**Entries with figure data**
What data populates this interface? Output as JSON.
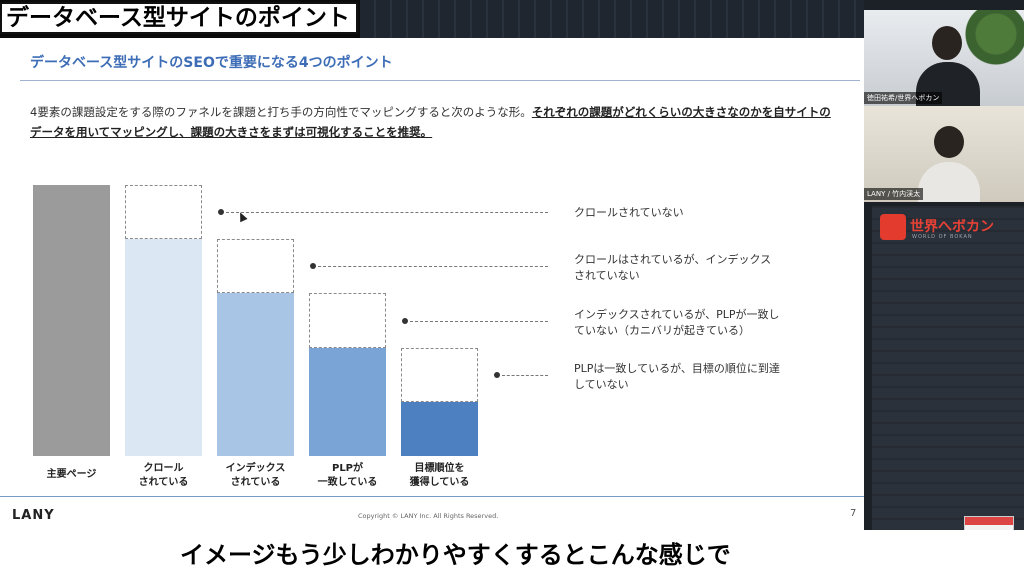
{
  "banner": {
    "title": "データベース型サイトのポイント"
  },
  "slide": {
    "title": "データベース型サイトのSEOで重要になる4つのポイント",
    "description_plain": "4要素の課題設定をする際のファネルを課題と打ち手の方向性でマッピングすると次のような形。",
    "description_emphasis": "それぞれの課題がどれくらいの大きさなのかを自サイトのデータを用いてマッピングし、課題の大きさをまずは可視化することを推奨。",
    "footer_brand": "LANY",
    "copyright": "Copyright © LANY Inc. All Rights Reserved.",
    "page_number": "7"
  },
  "chart_data": {
    "type": "bar",
    "categories": [
      "主要ページ",
      "クロール\nされている",
      "インデックス\nされている",
      "PLPが\n一致している",
      "目標順位を\n獲得している"
    ],
    "category_lines": [
      [
        "主要ページ"
      ],
      [
        "クロール",
        "されている"
      ],
      [
        "インデックス",
        "されている"
      ],
      [
        "PLPが",
        "一致している"
      ],
      [
        "目標順位を",
        "獲得している"
      ]
    ],
    "values": [
      100,
      80,
      60,
      40,
      20
    ],
    "gaps": [
      null,
      20,
      20,
      20,
      20
    ],
    "ylim": [
      0,
      100
    ],
    "colors": [
      "#9b9b9b",
      "#dce7f4",
      "#a9c5e6",
      "#7aa4d6",
      "#4c80c0"
    ],
    "gap_labels": [
      [
        "クロールされていない"
      ],
      [
        "クロールはされているが、インデックス",
        "されていない"
      ],
      [
        "インデックスされているが、PLPが一致し",
        "ていない（カニバリが起きている）"
      ],
      [
        "PLPは一致しているが、目標の順位に到達",
        "していない"
      ]
    ]
  },
  "webcams": [
    {
      "name": "徳田祐希/世界ヘボカン"
    },
    {
      "name": "LANY / 竹内渓太"
    }
  ],
  "side_panel": {
    "logo_text": "世界へボカン",
    "logo_sub": "WORLD OF BOKAN"
  },
  "subtitle": {
    "text": "イメージもう少しわかりやすくするとこんな感じで"
  }
}
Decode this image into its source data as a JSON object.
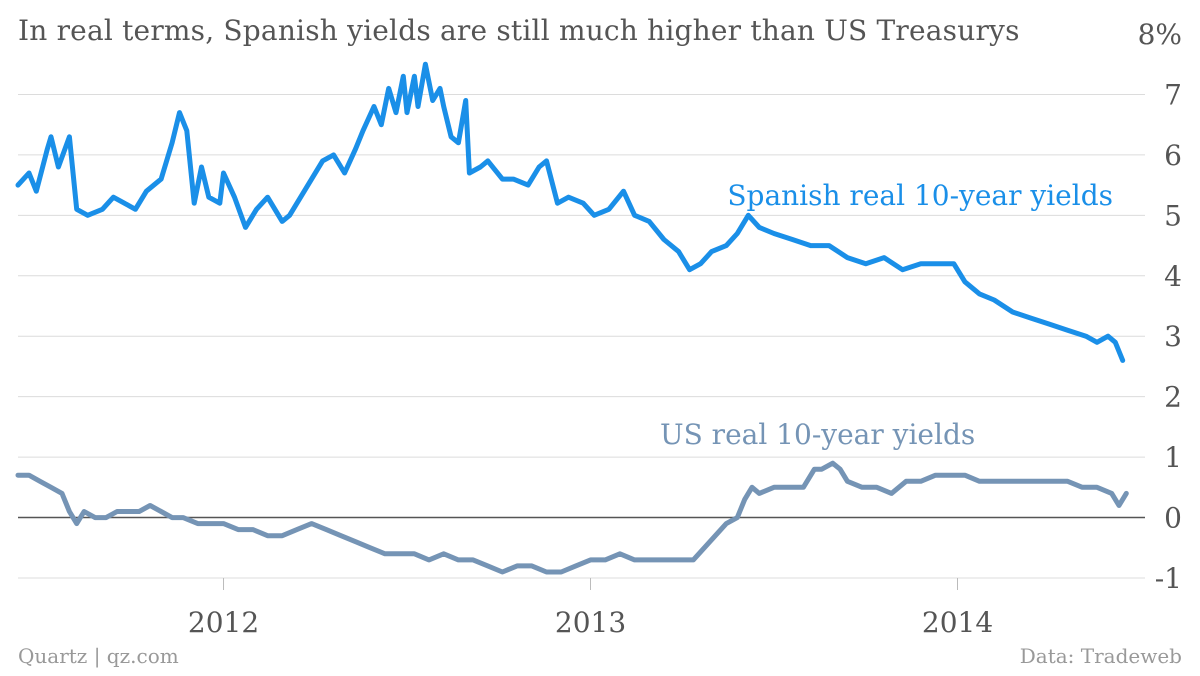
{
  "chart_data": {
    "type": "line",
    "title": "In real terms, Spanish yields are still much higher than US Treasurys",
    "ylim": [
      -1,
      8
    ],
    "yticks": [
      "-1",
      "0",
      "1",
      "2",
      "3",
      "4",
      "5",
      "6",
      "7",
      "8%"
    ],
    "xticks": [
      {
        "label": "2012",
        "t": 2012.0
      },
      {
        "label": "2013",
        "t": 2013.0
      },
      {
        "label": "2014",
        "t": 2014.0
      }
    ],
    "xlim": [
      2011.44,
      2014.47
    ],
    "grid": true,
    "series": [
      {
        "name": "Spanish real 10-year yields",
        "color": "#1a8fe8",
        "points": [
          [
            2011.44,
            5.5
          ],
          [
            2011.47,
            5.7
          ],
          [
            2011.49,
            5.4
          ],
          [
            2011.52,
            6.1
          ],
          [
            2011.53,
            6.3
          ],
          [
            2011.55,
            5.8
          ],
          [
            2011.58,
            6.3
          ],
          [
            2011.6,
            5.1
          ],
          [
            2011.63,
            5.0
          ],
          [
            2011.67,
            5.1
          ],
          [
            2011.7,
            5.3
          ],
          [
            2011.73,
            5.2
          ],
          [
            2011.76,
            5.1
          ],
          [
            2011.79,
            5.4
          ],
          [
            2011.83,
            5.6
          ],
          [
            2011.86,
            6.2
          ],
          [
            2011.88,
            6.7
          ],
          [
            2011.9,
            6.4
          ],
          [
            2011.92,
            5.2
          ],
          [
            2011.94,
            5.8
          ],
          [
            2011.96,
            5.3
          ],
          [
            2011.99,
            5.2
          ],
          [
            2012.0,
            5.7
          ],
          [
            2012.03,
            5.3
          ],
          [
            2012.06,
            4.8
          ],
          [
            2012.09,
            5.1
          ],
          [
            2012.12,
            5.3
          ],
          [
            2012.16,
            4.9
          ],
          [
            2012.18,
            5.0
          ],
          [
            2012.21,
            5.3
          ],
          [
            2012.24,
            5.6
          ],
          [
            2012.27,
            5.9
          ],
          [
            2012.3,
            6.0
          ],
          [
            2012.33,
            5.7
          ],
          [
            2012.36,
            6.1
          ],
          [
            2012.38,
            6.4
          ],
          [
            2012.41,
            6.8
          ],
          [
            2012.43,
            6.5
          ],
          [
            2012.45,
            7.1
          ],
          [
            2012.47,
            6.7
          ],
          [
            2012.49,
            7.3
          ],
          [
            2012.5,
            6.7
          ],
          [
            2012.52,
            7.3
          ],
          [
            2012.53,
            6.8
          ],
          [
            2012.55,
            7.5
          ],
          [
            2012.57,
            6.9
          ],
          [
            2012.59,
            7.1
          ],
          [
            2012.6,
            6.8
          ],
          [
            2012.62,
            6.3
          ],
          [
            2012.64,
            6.2
          ],
          [
            2012.66,
            6.9
          ],
          [
            2012.67,
            5.7
          ],
          [
            2012.7,
            5.8
          ],
          [
            2012.72,
            5.9
          ],
          [
            2012.76,
            5.6
          ],
          [
            2012.79,
            5.6
          ],
          [
            2012.83,
            5.5
          ],
          [
            2012.86,
            5.8
          ],
          [
            2012.88,
            5.9
          ],
          [
            2012.91,
            5.2
          ],
          [
            2012.94,
            5.3
          ],
          [
            2012.98,
            5.2
          ],
          [
            2013.01,
            5.0
          ],
          [
            2013.05,
            5.1
          ],
          [
            2013.09,
            5.4
          ],
          [
            2013.12,
            5.0
          ],
          [
            2013.16,
            4.9
          ],
          [
            2013.2,
            4.6
          ],
          [
            2013.24,
            4.4
          ],
          [
            2013.27,
            4.1
          ],
          [
            2013.3,
            4.2
          ],
          [
            2013.33,
            4.4
          ],
          [
            2013.37,
            4.5
          ],
          [
            2013.4,
            4.7
          ],
          [
            2013.43,
            5.0
          ],
          [
            2013.46,
            4.8
          ],
          [
            2013.5,
            4.7
          ],
          [
            2013.55,
            4.6
          ],
          [
            2013.6,
            4.5
          ],
          [
            2013.65,
            4.5
          ],
          [
            2013.7,
            4.3
          ],
          [
            2013.75,
            4.2
          ],
          [
            2013.8,
            4.3
          ],
          [
            2013.85,
            4.1
          ],
          [
            2013.9,
            4.2
          ],
          [
            2013.93,
            4.2
          ],
          [
            2013.96,
            4.2
          ],
          [
            2013.99,
            4.2
          ],
          [
            2014.02,
            3.9
          ],
          [
            2014.06,
            3.7
          ],
          [
            2014.1,
            3.6
          ],
          [
            2014.15,
            3.4
          ],
          [
            2014.2,
            3.3
          ],
          [
            2014.25,
            3.2
          ],
          [
            2014.3,
            3.1
          ],
          [
            2014.35,
            3.0
          ],
          [
            2014.38,
            2.9
          ],
          [
            2014.41,
            3.0
          ],
          [
            2014.43,
            2.9
          ],
          [
            2014.45,
            2.6
          ]
        ]
      },
      {
        "name": "US real 10-year yields",
        "color": "#7594b5",
        "points": [
          [
            2011.44,
            0.7
          ],
          [
            2011.47,
            0.7
          ],
          [
            2011.5,
            0.6
          ],
          [
            2011.53,
            0.5
          ],
          [
            2011.56,
            0.4
          ],
          [
            2011.58,
            0.1
          ],
          [
            2011.6,
            -0.1
          ],
          [
            2011.62,
            0.1
          ],
          [
            2011.65,
            0.0
          ],
          [
            2011.68,
            0.0
          ],
          [
            2011.71,
            0.1
          ],
          [
            2011.74,
            0.1
          ],
          [
            2011.77,
            0.1
          ],
          [
            2011.8,
            0.2
          ],
          [
            2011.83,
            0.1
          ],
          [
            2011.86,
            0.0
          ],
          [
            2011.89,
            0.0
          ],
          [
            2011.93,
            -0.1
          ],
          [
            2011.97,
            -0.1
          ],
          [
            2012.0,
            -0.1
          ],
          [
            2012.04,
            -0.2
          ],
          [
            2012.08,
            -0.2
          ],
          [
            2012.12,
            -0.3
          ],
          [
            2012.16,
            -0.3
          ],
          [
            2012.2,
            -0.2
          ],
          [
            2012.24,
            -0.1
          ],
          [
            2012.28,
            -0.2
          ],
          [
            2012.32,
            -0.3
          ],
          [
            2012.36,
            -0.4
          ],
          [
            2012.4,
            -0.5
          ],
          [
            2012.44,
            -0.6
          ],
          [
            2012.48,
            -0.6
          ],
          [
            2012.52,
            -0.6
          ],
          [
            2012.56,
            -0.7
          ],
          [
            2012.6,
            -0.6
          ],
          [
            2012.64,
            -0.7
          ],
          [
            2012.68,
            -0.7
          ],
          [
            2012.72,
            -0.8
          ],
          [
            2012.76,
            -0.9
          ],
          [
            2012.8,
            -0.8
          ],
          [
            2012.84,
            -0.8
          ],
          [
            2012.88,
            -0.9
          ],
          [
            2012.92,
            -0.9
          ],
          [
            2012.96,
            -0.8
          ],
          [
            2013.0,
            -0.7
          ],
          [
            2013.04,
            -0.7
          ],
          [
            2013.08,
            -0.6
          ],
          [
            2013.12,
            -0.7
          ],
          [
            2013.16,
            -0.7
          ],
          [
            2013.2,
            -0.7
          ],
          [
            2013.24,
            -0.7
          ],
          [
            2013.28,
            -0.7
          ],
          [
            2013.31,
            -0.5
          ],
          [
            2013.34,
            -0.3
          ],
          [
            2013.37,
            -0.1
          ],
          [
            2013.4,
            0.0
          ],
          [
            2013.42,
            0.3
          ],
          [
            2013.44,
            0.5
          ],
          [
            2013.46,
            0.4
          ],
          [
            2013.5,
            0.5
          ],
          [
            2013.54,
            0.5
          ],
          [
            2013.58,
            0.5
          ],
          [
            2013.61,
            0.8
          ],
          [
            2013.63,
            0.8
          ],
          [
            2013.66,
            0.9
          ],
          [
            2013.68,
            0.8
          ],
          [
            2013.7,
            0.6
          ],
          [
            2013.74,
            0.5
          ],
          [
            2013.78,
            0.5
          ],
          [
            2013.82,
            0.4
          ],
          [
            2013.86,
            0.6
          ],
          [
            2013.9,
            0.6
          ],
          [
            2013.94,
            0.7
          ],
          [
            2013.98,
            0.7
          ],
          [
            2014.02,
            0.7
          ],
          [
            2014.06,
            0.6
          ],
          [
            2014.1,
            0.6
          ],
          [
            2014.14,
            0.6
          ],
          [
            2014.18,
            0.6
          ],
          [
            2014.22,
            0.6
          ],
          [
            2014.26,
            0.6
          ],
          [
            2014.3,
            0.6
          ],
          [
            2014.34,
            0.5
          ],
          [
            2014.38,
            0.5
          ],
          [
            2014.42,
            0.4
          ],
          [
            2014.44,
            0.2
          ],
          [
            2014.46,
            0.4
          ]
        ]
      }
    ]
  },
  "source": "Data: Tradeweb",
  "brand": "Quartz | qz.com"
}
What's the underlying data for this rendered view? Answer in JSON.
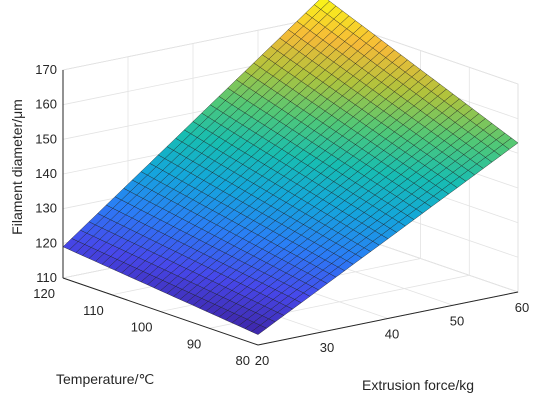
{
  "chart_data": {
    "type": "surface3d",
    "colormap": "parula",
    "grid": true,
    "axes": {
      "x": {
        "label": "Extrusion force/kg",
        "range": [
          20,
          60
        ],
        "ticks": [
          "20",
          "30",
          "40",
          "50",
          "60"
        ]
      },
      "y": {
        "label": "Temperature/℃",
        "range": [
          80,
          120
        ],
        "ticks": [
          "80",
          "90",
          "100",
          "110",
          "120"
        ]
      },
      "z": {
        "label": "Filament diameter/μm",
        "range": [
          110,
          170
        ],
        "ticks": [
          "110",
          "120",
          "130",
          "140",
          "150",
          "160",
          "170"
        ]
      }
    },
    "corner_values": [
      {
        "extrusion_force": 20,
        "temperature": 120,
        "diameter": 119
      },
      {
        "extrusion_force": 60,
        "temperature": 120,
        "diameter": 176
      },
      {
        "extrusion_force": 20,
        "temperature": 80,
        "diameter": 113
      },
      {
        "extrusion_force": 60,
        "temperature": 80,
        "diameter": 153
      }
    ],
    "mesh_resolution": 30
  }
}
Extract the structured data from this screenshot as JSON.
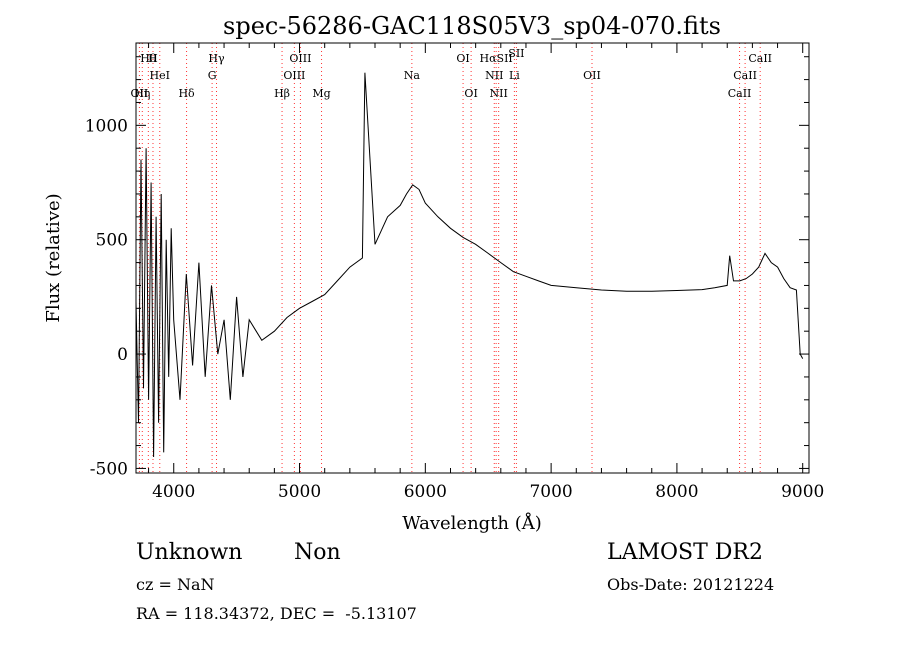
{
  "chart_data": {
    "type": "line",
    "title": "spec-56286-GAC118S05V3_sp04-070.fits",
    "xlabel": "Wavelength (Å)",
    "ylabel": "Flux (relative)",
    "xlim": [
      3700,
      9050
    ],
    "ylim": [
      -520,
      1360
    ],
    "xticks": [
      4000,
      5000,
      6000,
      7000,
      8000,
      9000
    ],
    "yticks": [
      -500,
      0,
      500,
      1000
    ],
    "grid": false,
    "series": [
      {
        "color": "#000000",
        "x": [
          3700,
          3720,
          3740,
          3760,
          3780,
          3800,
          3820,
          3840,
          3860,
          3880,
          3900,
          3920,
          3940,
          3960,
          3980,
          4000,
          4050,
          4100,
          4150,
          4200,
          4250,
          4300,
          4350,
          4400,
          4450,
          4500,
          4550,
          4600,
          4700,
          4800,
          4900,
          5000,
          5100,
          5200,
          5300,
          5400,
          5500,
          5520,
          5600,
          5700,
          5800,
          5850,
          5900,
          5950,
          6000,
          6100,
          6200,
          6300,
          6400,
          6500,
          6600,
          6700,
          6800,
          6900,
          7000,
          7200,
          7400,
          7600,
          7800,
          8000,
          8200,
          8300,
          8400,
          8420,
          8450,
          8500,
          8550,
          8600,
          8650,
          8700,
          8750,
          8800,
          8850,
          8900,
          8950,
          8980,
          9000
        ],
        "y": [
          230,
          -300,
          850,
          -150,
          900,
          -200,
          750,
          -450,
          600,
          -300,
          700,
          -430,
          500,
          -100,
          550,
          150,
          -200,
          350,
          -50,
          400,
          -100,
          300,
          0,
          150,
          -200,
          250,
          -100,
          150,
          60,
          100,
          160,
          200,
          230,
          260,
          320,
          380,
          420,
          1230,
          480,
          600,
          650,
          700,
          740,
          720,
          660,
          600,
          550,
          510,
          480,
          440,
          400,
          360,
          340,
          320,
          300,
          290,
          280,
          275,
          275,
          278,
          282,
          290,
          300,
          430,
          320,
          320,
          330,
          350,
          380,
          440,
          400,
          380,
          330,
          290,
          280,
          0,
          -20
        ]
      }
    ],
    "spectral_lines": [
      {
        "label": "Hθ",
        "x": 3798,
        "row": 1
      },
      {
        "label": "H",
        "x": 3835,
        "row": 1
      },
      {
        "label": "HeI",
        "x": 3889,
        "row": 2
      },
      {
        "label": "OII",
        "x": 3727,
        "row": 3
      },
      {
        "label": "Hη",
        "x": 3750,
        "row": 3
      },
      {
        "label": "Hδ",
        "x": 4102,
        "row": 3
      },
      {
        "label": "Hγ",
        "x": 4340,
        "row": 1
      },
      {
        "label": "G",
        "x": 4305,
        "row": 2
      },
      {
        "label": "OIII",
        "x": 5007,
        "row": 1
      },
      {
        "label": "OIII",
        "x": 4959,
        "row": 2
      },
      {
        "label": "Hβ",
        "x": 4861,
        "row": 3
      },
      {
        "label": "Mg",
        "x": 5175,
        "row": 3
      },
      {
        "label": "Na",
        "x": 5893,
        "row": 2
      },
      {
        "label": "OI",
        "x": 6300,
        "row": 1
      },
      {
        "label": "OI",
        "x": 6364,
        "row": 3
      },
      {
        "label": "HαSII",
        "x": 6563,
        "row": 1
      },
      {
        "label": "NII",
        "x": 6548,
        "row": 2
      },
      {
        "label": "NII",
        "x": 6583,
        "row": 3
      },
      {
        "label": "Li",
        "x": 6708,
        "row": 2
      },
      {
        "label": "SII",
        "x": 6724,
        "row": 0
      },
      {
        "label": "OII",
        "x": 7325,
        "row": 2
      },
      {
        "label": "CaII",
        "x": 8662,
        "row": 1
      },
      {
        "label": "CaII",
        "x": 8542,
        "row": 2
      },
      {
        "label": "CaII",
        "x": 8498,
        "row": 3
      }
    ]
  },
  "info": {
    "object_class": "Unknown",
    "subclass": "Non",
    "survey": "LAMOST DR2",
    "redshift": "cz = NaN",
    "obs_date": "Obs-Date: 20121224",
    "coords": "RA = 118.34372, DEC =  -5.13107"
  }
}
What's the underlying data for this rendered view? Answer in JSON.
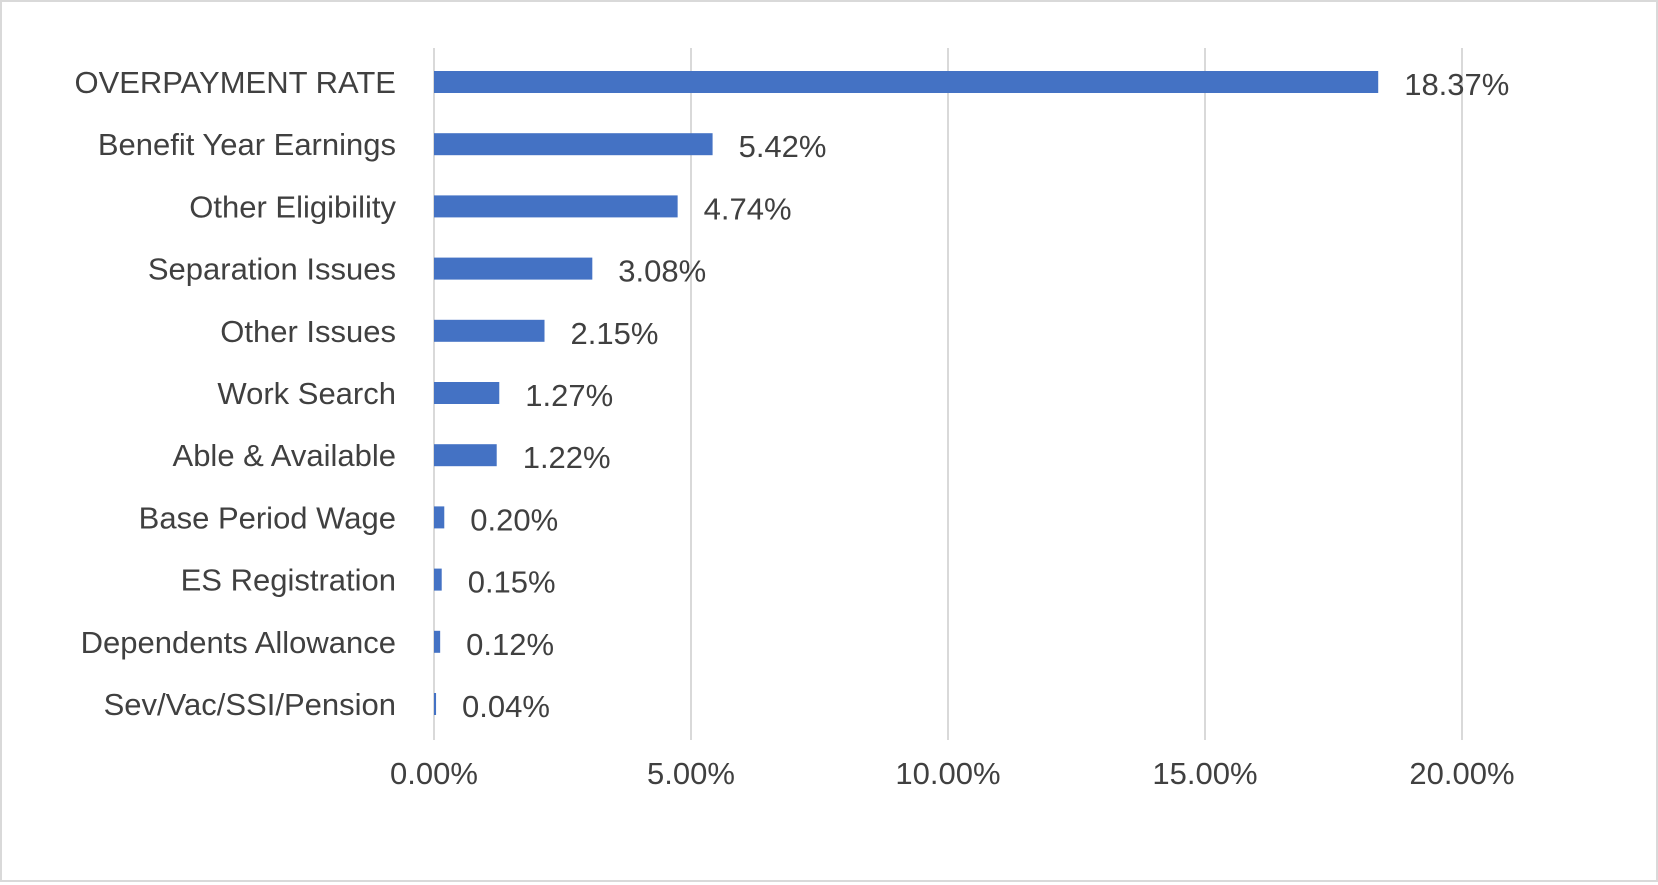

**Given task**
Pull out each line holding the string "real".

**Completed task**
    "title": "In real terms, Spanish yields are still much higher than US Treasurys",
        "name": "Spanish real 10-year yields",
        "name": "US real 10-year yields",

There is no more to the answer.